— Begin —

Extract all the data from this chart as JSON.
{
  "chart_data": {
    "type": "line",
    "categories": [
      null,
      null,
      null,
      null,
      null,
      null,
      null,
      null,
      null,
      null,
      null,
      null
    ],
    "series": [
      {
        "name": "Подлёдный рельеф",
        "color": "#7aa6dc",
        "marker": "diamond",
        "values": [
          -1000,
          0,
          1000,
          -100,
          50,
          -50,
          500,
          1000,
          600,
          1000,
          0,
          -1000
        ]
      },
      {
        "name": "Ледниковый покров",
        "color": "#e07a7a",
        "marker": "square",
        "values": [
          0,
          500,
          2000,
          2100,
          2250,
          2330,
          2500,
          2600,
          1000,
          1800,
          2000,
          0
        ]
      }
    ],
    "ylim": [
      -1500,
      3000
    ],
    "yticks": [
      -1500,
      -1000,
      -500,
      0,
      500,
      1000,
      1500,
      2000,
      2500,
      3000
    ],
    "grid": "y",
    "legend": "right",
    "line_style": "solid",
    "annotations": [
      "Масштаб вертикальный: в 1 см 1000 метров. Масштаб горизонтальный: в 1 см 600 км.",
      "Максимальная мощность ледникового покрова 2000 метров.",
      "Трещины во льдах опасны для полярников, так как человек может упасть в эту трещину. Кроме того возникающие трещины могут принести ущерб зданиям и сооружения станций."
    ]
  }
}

— End —
— Begin —

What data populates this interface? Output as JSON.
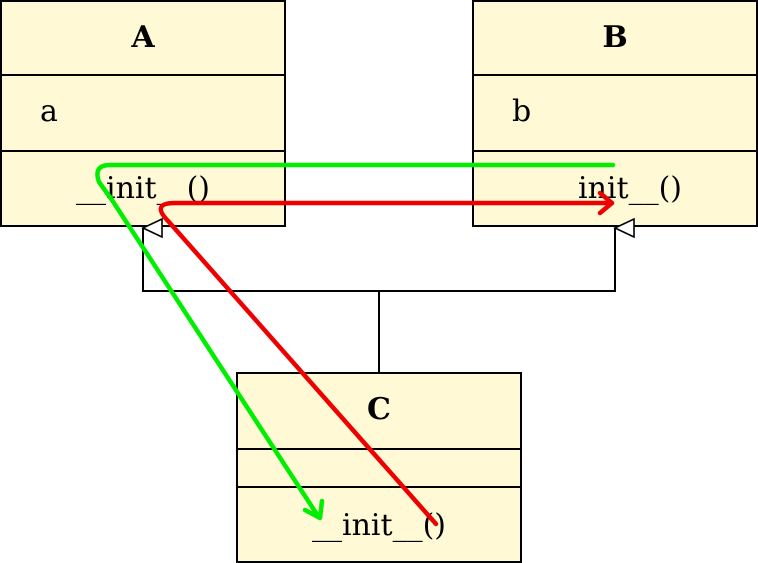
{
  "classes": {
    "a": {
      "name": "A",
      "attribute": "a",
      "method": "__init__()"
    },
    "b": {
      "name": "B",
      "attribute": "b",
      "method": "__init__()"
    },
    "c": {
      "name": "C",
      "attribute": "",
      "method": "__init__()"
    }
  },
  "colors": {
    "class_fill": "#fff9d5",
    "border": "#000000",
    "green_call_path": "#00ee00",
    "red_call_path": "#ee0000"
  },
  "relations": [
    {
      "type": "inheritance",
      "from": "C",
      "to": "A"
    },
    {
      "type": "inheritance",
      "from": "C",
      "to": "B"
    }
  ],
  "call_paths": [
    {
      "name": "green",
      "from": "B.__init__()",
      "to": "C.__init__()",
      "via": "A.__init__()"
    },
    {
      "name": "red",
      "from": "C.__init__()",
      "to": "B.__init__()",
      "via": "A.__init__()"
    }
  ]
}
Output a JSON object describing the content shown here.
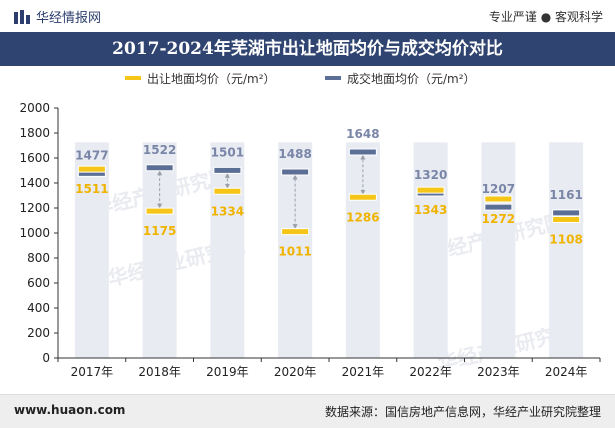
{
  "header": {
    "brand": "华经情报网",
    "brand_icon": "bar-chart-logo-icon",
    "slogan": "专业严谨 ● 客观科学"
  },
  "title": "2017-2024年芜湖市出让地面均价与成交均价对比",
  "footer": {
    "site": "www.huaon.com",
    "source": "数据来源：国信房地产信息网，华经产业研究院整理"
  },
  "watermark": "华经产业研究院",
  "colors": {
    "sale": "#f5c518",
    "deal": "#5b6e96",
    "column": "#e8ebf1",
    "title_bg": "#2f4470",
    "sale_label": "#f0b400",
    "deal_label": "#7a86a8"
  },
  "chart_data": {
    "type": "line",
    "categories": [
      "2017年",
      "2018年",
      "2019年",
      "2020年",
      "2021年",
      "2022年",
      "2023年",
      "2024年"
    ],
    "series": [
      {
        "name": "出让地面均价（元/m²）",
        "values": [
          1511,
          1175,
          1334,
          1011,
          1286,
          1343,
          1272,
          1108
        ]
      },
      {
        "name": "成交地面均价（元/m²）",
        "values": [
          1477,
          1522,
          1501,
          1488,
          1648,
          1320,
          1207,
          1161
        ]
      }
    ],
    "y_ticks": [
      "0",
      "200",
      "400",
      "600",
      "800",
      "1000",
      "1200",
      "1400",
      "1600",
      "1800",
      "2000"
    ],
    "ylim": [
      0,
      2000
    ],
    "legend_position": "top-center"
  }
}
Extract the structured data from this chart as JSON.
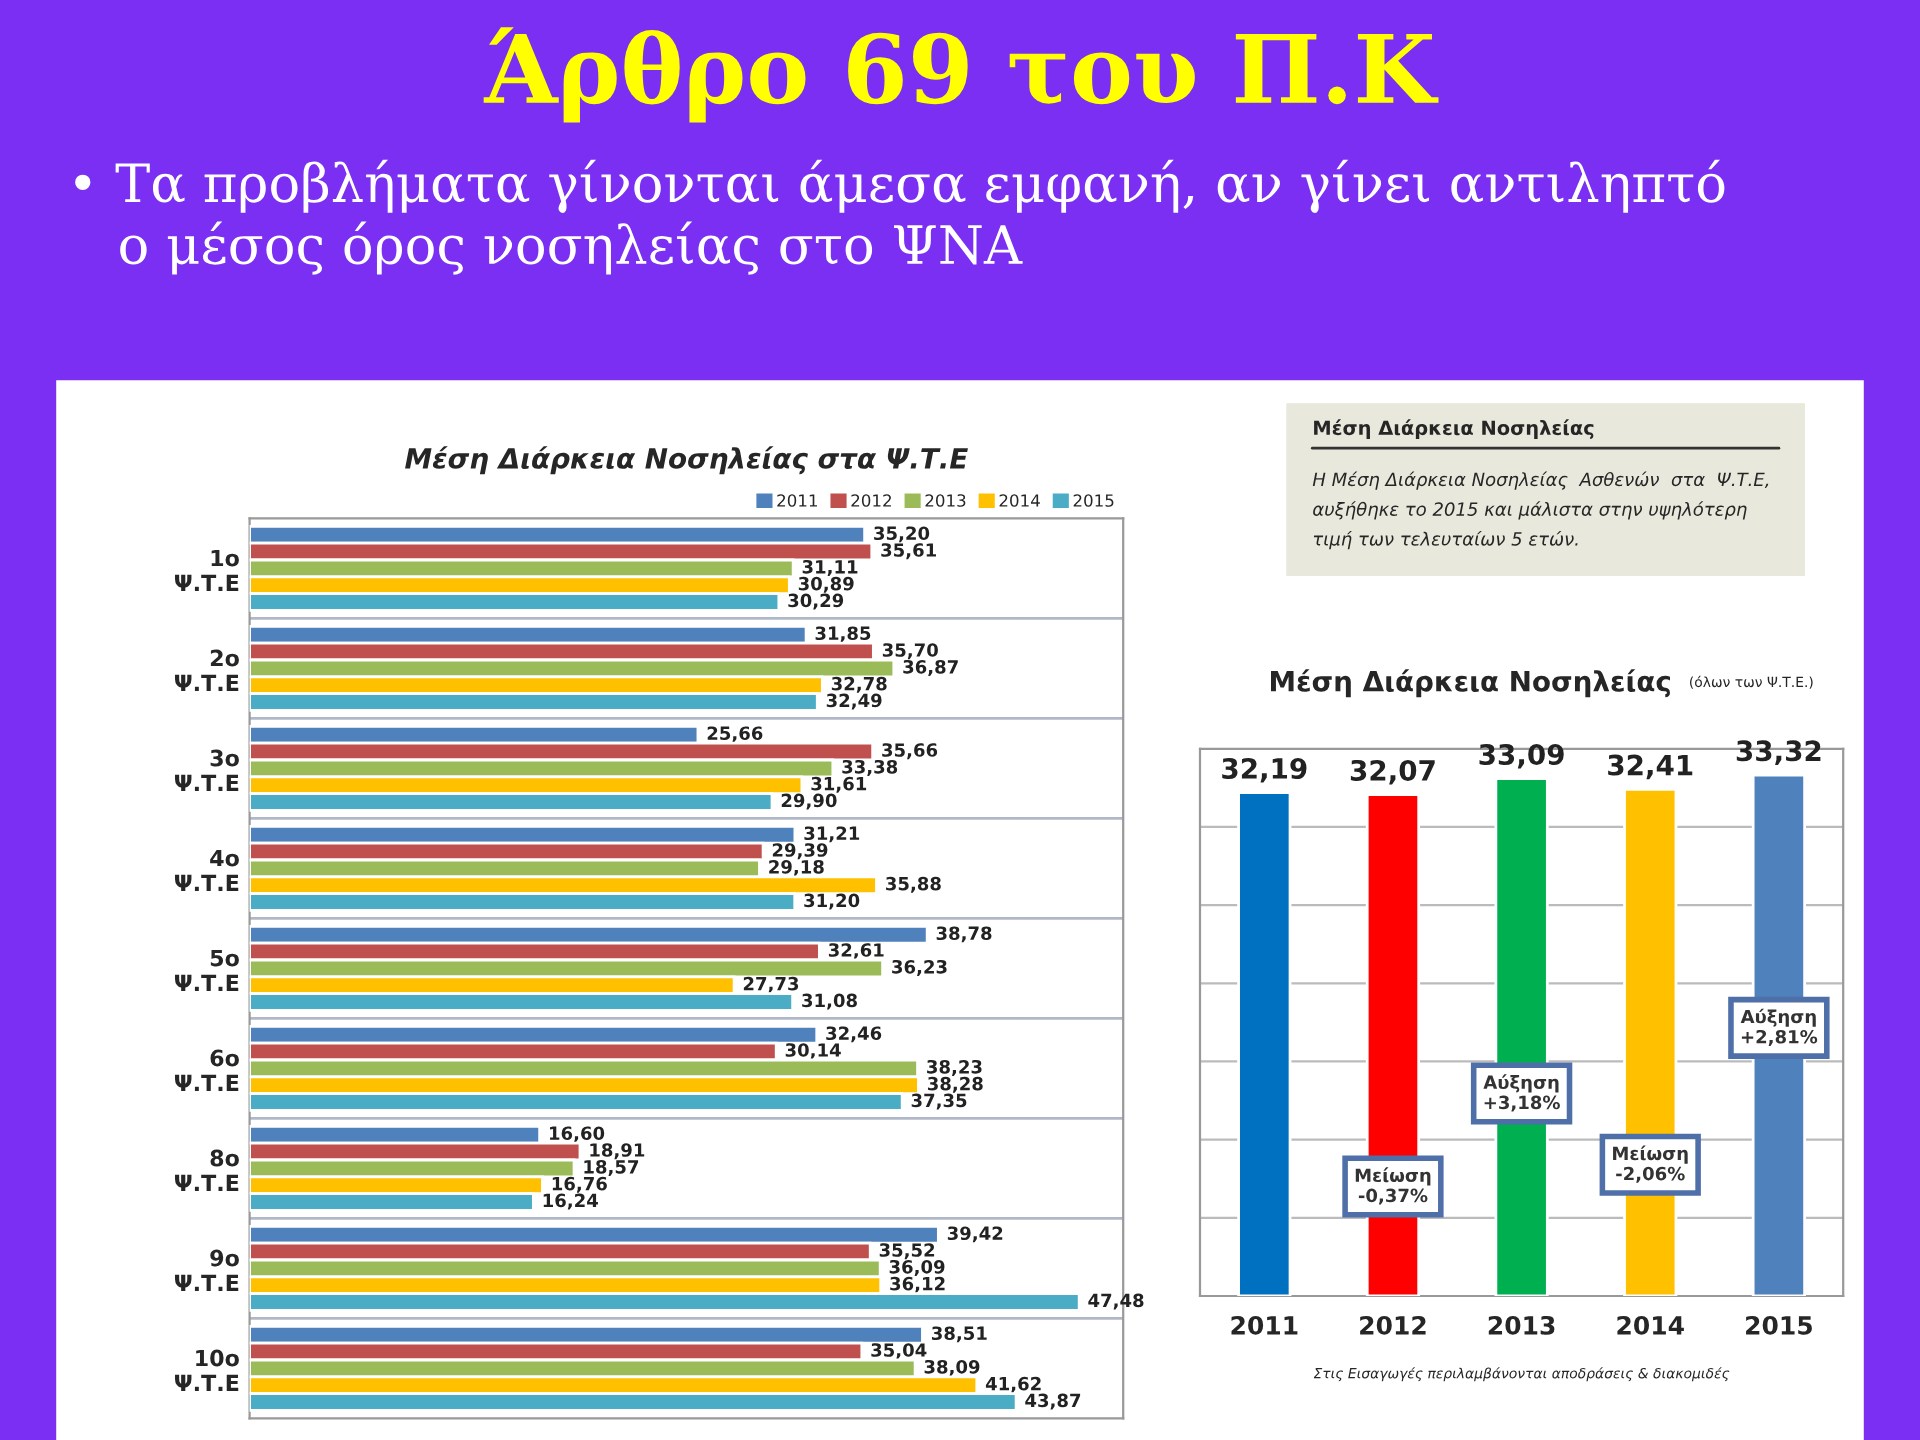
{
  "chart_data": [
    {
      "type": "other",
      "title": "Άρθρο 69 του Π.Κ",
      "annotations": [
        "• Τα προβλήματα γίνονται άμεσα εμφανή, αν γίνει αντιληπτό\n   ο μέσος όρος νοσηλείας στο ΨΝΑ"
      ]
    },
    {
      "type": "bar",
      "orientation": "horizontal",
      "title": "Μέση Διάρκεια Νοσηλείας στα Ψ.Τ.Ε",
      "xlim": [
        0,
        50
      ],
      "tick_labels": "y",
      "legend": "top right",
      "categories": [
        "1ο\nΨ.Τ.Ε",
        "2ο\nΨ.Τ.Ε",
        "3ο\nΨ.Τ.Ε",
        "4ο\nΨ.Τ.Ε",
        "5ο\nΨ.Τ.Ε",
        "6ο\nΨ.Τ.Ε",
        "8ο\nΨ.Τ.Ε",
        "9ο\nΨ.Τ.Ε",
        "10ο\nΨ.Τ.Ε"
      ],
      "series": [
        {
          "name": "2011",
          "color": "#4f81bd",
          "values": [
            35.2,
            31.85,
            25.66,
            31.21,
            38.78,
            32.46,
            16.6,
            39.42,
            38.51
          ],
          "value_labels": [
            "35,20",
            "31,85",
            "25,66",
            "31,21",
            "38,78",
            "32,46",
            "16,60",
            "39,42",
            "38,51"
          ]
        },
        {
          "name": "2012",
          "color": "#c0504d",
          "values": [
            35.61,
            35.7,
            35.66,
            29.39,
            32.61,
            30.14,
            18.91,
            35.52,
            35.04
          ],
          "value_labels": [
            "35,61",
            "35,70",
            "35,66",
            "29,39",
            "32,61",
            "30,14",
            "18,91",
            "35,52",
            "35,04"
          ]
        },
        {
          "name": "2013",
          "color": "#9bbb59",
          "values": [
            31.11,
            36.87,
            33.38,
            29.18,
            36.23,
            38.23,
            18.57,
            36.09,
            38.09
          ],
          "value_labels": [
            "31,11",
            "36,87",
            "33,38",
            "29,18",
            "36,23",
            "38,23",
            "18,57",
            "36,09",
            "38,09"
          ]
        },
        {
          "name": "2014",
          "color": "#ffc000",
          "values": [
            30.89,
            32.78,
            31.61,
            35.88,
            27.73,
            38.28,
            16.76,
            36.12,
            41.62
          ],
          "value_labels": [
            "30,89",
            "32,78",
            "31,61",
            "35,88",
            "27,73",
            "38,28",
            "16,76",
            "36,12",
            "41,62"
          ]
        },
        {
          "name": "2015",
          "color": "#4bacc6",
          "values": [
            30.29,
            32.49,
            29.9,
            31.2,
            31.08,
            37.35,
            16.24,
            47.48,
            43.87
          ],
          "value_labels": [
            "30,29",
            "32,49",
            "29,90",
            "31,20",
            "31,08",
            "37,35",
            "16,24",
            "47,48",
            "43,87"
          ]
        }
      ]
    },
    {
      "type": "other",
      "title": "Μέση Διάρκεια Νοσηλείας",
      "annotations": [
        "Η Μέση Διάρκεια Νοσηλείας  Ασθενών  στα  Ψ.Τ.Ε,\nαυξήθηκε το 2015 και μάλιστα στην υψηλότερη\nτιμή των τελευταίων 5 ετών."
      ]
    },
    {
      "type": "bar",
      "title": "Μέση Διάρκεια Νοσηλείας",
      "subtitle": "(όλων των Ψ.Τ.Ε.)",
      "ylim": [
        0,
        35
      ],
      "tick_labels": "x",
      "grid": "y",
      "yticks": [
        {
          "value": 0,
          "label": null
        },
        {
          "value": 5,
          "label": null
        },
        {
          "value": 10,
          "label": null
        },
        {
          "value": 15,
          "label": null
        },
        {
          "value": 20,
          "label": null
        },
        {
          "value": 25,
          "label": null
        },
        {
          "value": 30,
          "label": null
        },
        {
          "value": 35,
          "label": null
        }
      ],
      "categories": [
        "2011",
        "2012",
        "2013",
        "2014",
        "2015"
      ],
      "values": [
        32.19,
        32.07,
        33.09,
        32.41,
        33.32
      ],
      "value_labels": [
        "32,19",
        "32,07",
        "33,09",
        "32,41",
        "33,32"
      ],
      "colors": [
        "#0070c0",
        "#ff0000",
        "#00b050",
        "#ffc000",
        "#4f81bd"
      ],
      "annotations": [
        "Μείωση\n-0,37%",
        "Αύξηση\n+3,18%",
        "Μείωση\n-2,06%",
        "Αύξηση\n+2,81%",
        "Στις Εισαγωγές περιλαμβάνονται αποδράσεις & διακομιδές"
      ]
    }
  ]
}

— End —

## Aim
Gather all lines from the listing above in which "Output" occurs.

## Solution to this problem
What data populates this interface? Output as JSON.
Output a JSON object describing the content shown here.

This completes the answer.